Go through the records underneath and write each one out again exactly.

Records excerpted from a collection
•••

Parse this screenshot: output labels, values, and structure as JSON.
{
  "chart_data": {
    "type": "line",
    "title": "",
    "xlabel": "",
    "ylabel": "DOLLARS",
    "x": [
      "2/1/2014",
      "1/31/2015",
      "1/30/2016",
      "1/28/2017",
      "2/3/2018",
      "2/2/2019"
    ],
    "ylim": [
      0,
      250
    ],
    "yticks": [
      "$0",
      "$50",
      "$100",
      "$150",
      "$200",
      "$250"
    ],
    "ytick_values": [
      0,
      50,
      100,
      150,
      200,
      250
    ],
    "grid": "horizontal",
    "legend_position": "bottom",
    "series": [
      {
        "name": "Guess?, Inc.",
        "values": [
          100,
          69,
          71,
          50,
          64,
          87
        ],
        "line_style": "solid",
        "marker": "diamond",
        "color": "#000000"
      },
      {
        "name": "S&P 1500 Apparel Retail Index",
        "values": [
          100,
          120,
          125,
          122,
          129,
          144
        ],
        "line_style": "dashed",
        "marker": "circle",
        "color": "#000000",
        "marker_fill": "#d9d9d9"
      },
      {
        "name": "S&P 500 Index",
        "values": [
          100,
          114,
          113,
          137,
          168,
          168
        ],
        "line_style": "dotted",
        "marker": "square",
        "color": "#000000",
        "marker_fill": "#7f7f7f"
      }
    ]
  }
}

•••

> Answer to this task:
Parse this screenshot: output labels, values, and structure as JSON.
{
  "chart_data": {
    "type": "line",
    "title": "",
    "xlabel": "",
    "ylabel": "DOLLARS",
    "x": [
      "2/1/2014",
      "1/31/2015",
      "1/30/2016",
      "1/28/2017",
      "2/3/2018",
      "2/2/2019"
    ],
    "ylim": [
      0,
      250
    ],
    "yticks": [
      "$0",
      "$50",
      "$100",
      "$150",
      "$200",
      "$250"
    ],
    "ytick_values": [
      0,
      50,
      100,
      150,
      200,
      250
    ],
    "grid": "horizontal",
    "legend_position": "bottom",
    "series": [
      {
        "name": "Guess?, Inc.",
        "values": [
          100,
          69,
          71,
          50,
          64,
          87
        ],
        "line_style": "solid",
        "marker": "diamond",
        "color": "#000000"
      },
      {
        "name": "S&P 1500 Apparel Retail Index",
        "values": [
          100,
          120,
          125,
          122,
          129,
          144
        ],
        "line_style": "dashed",
        "marker": "circle",
        "color": "#000000",
        "marker_fill": "#d9d9d9"
      },
      {
        "name": "S&P 500 Index",
        "values": [
          100,
          114,
          113,
          137,
          168,
          168
        ],
        "line_style": "dotted",
        "marker": "square",
        "color": "#000000",
        "marker_fill": "#7f7f7f"
      }
    ]
  }
}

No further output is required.